What the task requires
Transcribe all the records with complete accuracy.

##########

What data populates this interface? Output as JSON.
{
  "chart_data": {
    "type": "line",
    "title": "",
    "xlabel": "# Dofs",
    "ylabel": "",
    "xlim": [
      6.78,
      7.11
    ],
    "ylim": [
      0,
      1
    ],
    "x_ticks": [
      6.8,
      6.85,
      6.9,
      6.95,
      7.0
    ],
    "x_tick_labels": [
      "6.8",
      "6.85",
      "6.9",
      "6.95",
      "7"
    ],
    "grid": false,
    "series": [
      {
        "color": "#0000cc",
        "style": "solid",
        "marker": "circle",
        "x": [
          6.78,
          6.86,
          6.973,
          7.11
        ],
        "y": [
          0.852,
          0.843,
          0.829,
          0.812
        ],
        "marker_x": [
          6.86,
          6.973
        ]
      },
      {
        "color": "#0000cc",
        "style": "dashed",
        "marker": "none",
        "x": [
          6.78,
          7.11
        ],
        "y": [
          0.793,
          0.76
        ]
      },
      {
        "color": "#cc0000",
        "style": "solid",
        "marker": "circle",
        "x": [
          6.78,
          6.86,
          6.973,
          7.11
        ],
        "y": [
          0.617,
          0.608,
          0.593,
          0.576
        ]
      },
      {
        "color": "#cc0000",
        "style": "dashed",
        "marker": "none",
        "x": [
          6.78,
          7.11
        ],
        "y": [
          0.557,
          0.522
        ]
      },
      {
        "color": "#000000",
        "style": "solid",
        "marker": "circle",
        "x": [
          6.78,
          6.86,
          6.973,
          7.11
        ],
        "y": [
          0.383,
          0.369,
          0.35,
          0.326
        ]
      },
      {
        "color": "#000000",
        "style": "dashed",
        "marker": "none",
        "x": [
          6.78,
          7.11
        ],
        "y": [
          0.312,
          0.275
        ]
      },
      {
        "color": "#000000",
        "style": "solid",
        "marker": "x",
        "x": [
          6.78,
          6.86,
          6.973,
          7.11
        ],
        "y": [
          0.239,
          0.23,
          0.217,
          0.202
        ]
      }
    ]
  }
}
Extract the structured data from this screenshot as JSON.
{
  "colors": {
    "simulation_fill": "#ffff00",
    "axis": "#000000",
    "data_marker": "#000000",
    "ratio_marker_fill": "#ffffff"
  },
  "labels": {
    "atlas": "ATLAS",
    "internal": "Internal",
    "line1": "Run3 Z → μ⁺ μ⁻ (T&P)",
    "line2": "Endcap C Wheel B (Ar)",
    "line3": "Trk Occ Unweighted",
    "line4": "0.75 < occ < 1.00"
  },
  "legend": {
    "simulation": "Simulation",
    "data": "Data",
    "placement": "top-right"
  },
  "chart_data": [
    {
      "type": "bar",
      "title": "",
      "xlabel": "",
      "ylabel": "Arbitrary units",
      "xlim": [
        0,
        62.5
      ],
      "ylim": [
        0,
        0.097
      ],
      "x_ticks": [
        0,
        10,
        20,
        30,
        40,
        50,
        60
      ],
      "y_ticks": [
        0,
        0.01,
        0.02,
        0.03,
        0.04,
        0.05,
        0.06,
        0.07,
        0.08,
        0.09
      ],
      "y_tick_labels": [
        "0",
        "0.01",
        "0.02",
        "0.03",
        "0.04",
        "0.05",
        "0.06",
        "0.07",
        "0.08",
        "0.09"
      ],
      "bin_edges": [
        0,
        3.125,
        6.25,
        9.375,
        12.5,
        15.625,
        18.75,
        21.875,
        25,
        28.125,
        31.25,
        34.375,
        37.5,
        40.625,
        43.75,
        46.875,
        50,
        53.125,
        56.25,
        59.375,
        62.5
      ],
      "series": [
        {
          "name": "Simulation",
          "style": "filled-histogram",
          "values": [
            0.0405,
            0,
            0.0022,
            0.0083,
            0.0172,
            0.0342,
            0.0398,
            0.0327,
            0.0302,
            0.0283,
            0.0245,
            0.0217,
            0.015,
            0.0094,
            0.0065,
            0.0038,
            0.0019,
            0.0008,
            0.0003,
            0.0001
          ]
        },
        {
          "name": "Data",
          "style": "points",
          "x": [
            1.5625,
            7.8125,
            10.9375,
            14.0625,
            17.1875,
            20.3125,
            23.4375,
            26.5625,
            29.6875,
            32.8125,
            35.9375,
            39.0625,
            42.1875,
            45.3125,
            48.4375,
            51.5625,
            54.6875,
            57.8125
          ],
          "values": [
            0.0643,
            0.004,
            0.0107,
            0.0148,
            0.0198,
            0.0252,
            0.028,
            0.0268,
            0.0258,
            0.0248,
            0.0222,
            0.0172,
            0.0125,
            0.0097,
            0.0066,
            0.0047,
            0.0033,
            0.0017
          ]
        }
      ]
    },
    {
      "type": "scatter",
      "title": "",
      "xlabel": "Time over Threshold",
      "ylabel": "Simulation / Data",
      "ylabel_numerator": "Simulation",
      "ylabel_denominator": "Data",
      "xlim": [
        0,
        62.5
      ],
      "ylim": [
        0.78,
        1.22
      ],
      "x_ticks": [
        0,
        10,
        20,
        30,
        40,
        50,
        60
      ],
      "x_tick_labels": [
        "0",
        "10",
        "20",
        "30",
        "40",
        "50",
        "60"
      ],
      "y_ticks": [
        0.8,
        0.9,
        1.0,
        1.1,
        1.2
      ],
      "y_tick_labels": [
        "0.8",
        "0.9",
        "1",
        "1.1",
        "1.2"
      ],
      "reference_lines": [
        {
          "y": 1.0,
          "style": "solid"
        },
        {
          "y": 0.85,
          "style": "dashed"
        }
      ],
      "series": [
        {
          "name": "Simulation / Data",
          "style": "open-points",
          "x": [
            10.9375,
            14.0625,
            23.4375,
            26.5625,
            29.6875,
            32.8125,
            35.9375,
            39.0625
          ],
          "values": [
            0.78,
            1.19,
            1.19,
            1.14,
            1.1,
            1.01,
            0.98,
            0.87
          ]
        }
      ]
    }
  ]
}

##########

Problem solution
What data populates this interface? Output as JSON.
{
  "chart_data": {
    "type": "line",
    "title": "",
    "xlabel": "# Dofs",
    "ylabel": "",
    "xlim": [
      6.78,
      7.11
    ],
    "ylim": [
      0,
      1
    ],
    "x_ticks": [
      6.8,
      6.85,
      6.9,
      6.95,
      7.0
    ],
    "x_tick_labels": [
      "6.8",
      "6.85",
      "6.9",
      "6.95",
      "7"
    ],
    "grid": false,
    "series": [
      {
        "color": "#0000cc",
        "style": "solid",
        "marker": "circle",
        "x": [
          6.78,
          6.86,
          6.973,
          7.11
        ],
        "y": [
          0.852,
          0.843,
          0.829,
          0.812
        ],
        "marker_x": [
          6.86,
          6.973
        ]
      },
      {
        "color": "#0000cc",
        "style": "dashed",
        "marker": "none",
        "x": [
          6.78,
          7.11
        ],
        "y": [
          0.793,
          0.76
        ]
      },
      {
        "color": "#cc0000",
        "style": "solid",
        "marker": "circle",
        "x": [
          6.78,
          6.86,
          6.973,
          7.11
        ],
        "y": [
          0.617,
          0.608,
          0.593,
          0.576
        ]
      },
      {
        "color": "#cc0000",
        "style": "dashed",
        "marker": "none",
        "x": [
          6.78,
          7.11
        ],
        "y": [
          0.557,
          0.522
        ]
      },
      {
        "color": "#000000",
        "style": "solid",
        "marker": "circle",
        "x": [
          6.78,
          6.86,
          6.973,
          7.11
        ],
        "y": [
          0.383,
          0.369,
          0.35,
          0.326
        ]
      },
      {
        "color": "#000000",
        "style": "dashed",
        "marker": "none",
        "x": [
          6.78,
          7.11
        ],
        "y": [
          0.312,
          0.275
        ]
      },
      {
        "color": "#000000",
        "style": "solid",
        "marker": "x",
        "x": [
          6.78,
          6.86,
          6.973,
          7.11
        ],
        "y": [
          0.239,
          0.23,
          0.217,
          0.202
        ]
      }
    ]
  }
}
Extract the structured data from this screenshot as JSON.
{
  "colors": {
    "simulation_fill": "#ffff00",
    "axis": "#000000",
    "data_marker": "#000000",
    "ratio_marker_fill": "#ffffff"
  },
  "labels": {
    "atlas": "ATLAS",
    "internal": "Internal",
    "line1": "Run3 Z → μ⁺ μ⁻ (T&P)",
    "line2": "Endcap C Wheel B (Ar)",
    "line3": "Trk Occ Unweighted",
    "line4": "0.75 < occ < 1.00"
  },
  "legend": {
    "simulation": "Simulation",
    "data": "Data",
    "placement": "top-right"
  },
  "chart_data": [
    {
      "type": "bar",
      "title": "",
      "xlabel": "",
      "ylabel": "Arbitrary units",
      "xlim": [
        0,
        62.5
      ],
      "ylim": [
        0,
        0.097
      ],
      "x_ticks": [
        0,
        10,
        20,
        30,
        40,
        50,
        60
      ],
      "y_ticks": [
        0,
        0.01,
        0.02,
        0.03,
        0.04,
        0.05,
        0.06,
        0.07,
        0.08,
        0.09
      ],
      "y_tick_labels": [
        "0",
        "0.01",
        "0.02",
        "0.03",
        "0.04",
        "0.05",
        "0.06",
        "0.07",
        "0.08",
        "0.09"
      ],
      "bin_edges": [
        0,
        3.125,
        6.25,
        9.375,
        12.5,
        15.625,
        18.75,
        21.875,
        25,
        28.125,
        31.25,
        34.375,
        37.5,
        40.625,
        43.75,
        46.875,
        50,
        53.125,
        56.25,
        59.375,
        62.5
      ],
      "series": [
        {
          "name": "Simulation",
          "style": "filled-histogram",
          "values": [
            0.0405,
            0,
            0.0022,
            0.0083,
            0.0172,
            0.0342,
            0.0398,
            0.0327,
            0.0302,
            0.0283,
            0.0245,
            0.0217,
            0.015,
            0.0094,
            0.0065,
            0.0038,
            0.0019,
            0.0008,
            0.0003,
            0.0001
          ]
        },
        {
          "name": "Data",
          "style": "points",
          "x": [
            1.5625,
            7.8125,
            10.9375,
            14.0625,
            17.1875,
            20.3125,
            23.4375,
            26.5625,
            29.6875,
            32.8125,
            35.9375,
            39.0625,
            42.1875,
            45.3125,
            48.4375,
            51.5625,
            54.6875,
            57.8125
          ],
          "values": [
            0.0643,
            0.004,
            0.0107,
            0.0148,
            0.0198,
            0.0252,
            0.028,
            0.0268,
            0.0258,
            0.0248,
            0.0222,
            0.0172,
            0.0125,
            0.0097,
            0.0066,
            0.0047,
            0.0033,
            0.0017
          ]
        }
      ]
    },
    {
      "type": "scatter",
      "title": "",
      "xlabel": "Time over Threshold",
      "ylabel": "Simulation / Data",
      "ylabel_numerator": "Simulation",
      "ylabel_denominator": "Data",
      "xlim": [
        0,
        62.5
      ],
      "ylim": [
        0.78,
        1.22
      ],
      "x_ticks": [
        0,
        10,
        20,
        30,
        40,
        50,
        60
      ],
      "x_tick_labels": [
        "0",
        "10",
        "20",
        "30",
        "40",
        "50",
        "60"
      ],
      "y_ticks": [
        0.8,
        0.9,
        1.0,
        1.1,
        1.2
      ],
      "y_tick_labels": [
        "0.8",
        "0.9",
        "1",
        "1.1",
        "1.2"
      ],
      "reference_lines": [
        {
          "y": 1.0,
          "style": "solid"
        },
        {
          "y": 0.85,
          "style": "dashed"
        }
      ],
      "series": [
        {
          "name": "Simulation / Data",
          "style": "open-points",
          "x": [
            10.9375,
            14.0625,
            23.4375,
            26.5625,
            29.6875,
            32.8125,
            35.9375,
            39.0625
          ],
          "values": [
            0.78,
            1.19,
            1.19,
            1.14,
            1.1,
            1.01,
            0.98,
            0.87
          ]
        }
      ]
    }
  ]
}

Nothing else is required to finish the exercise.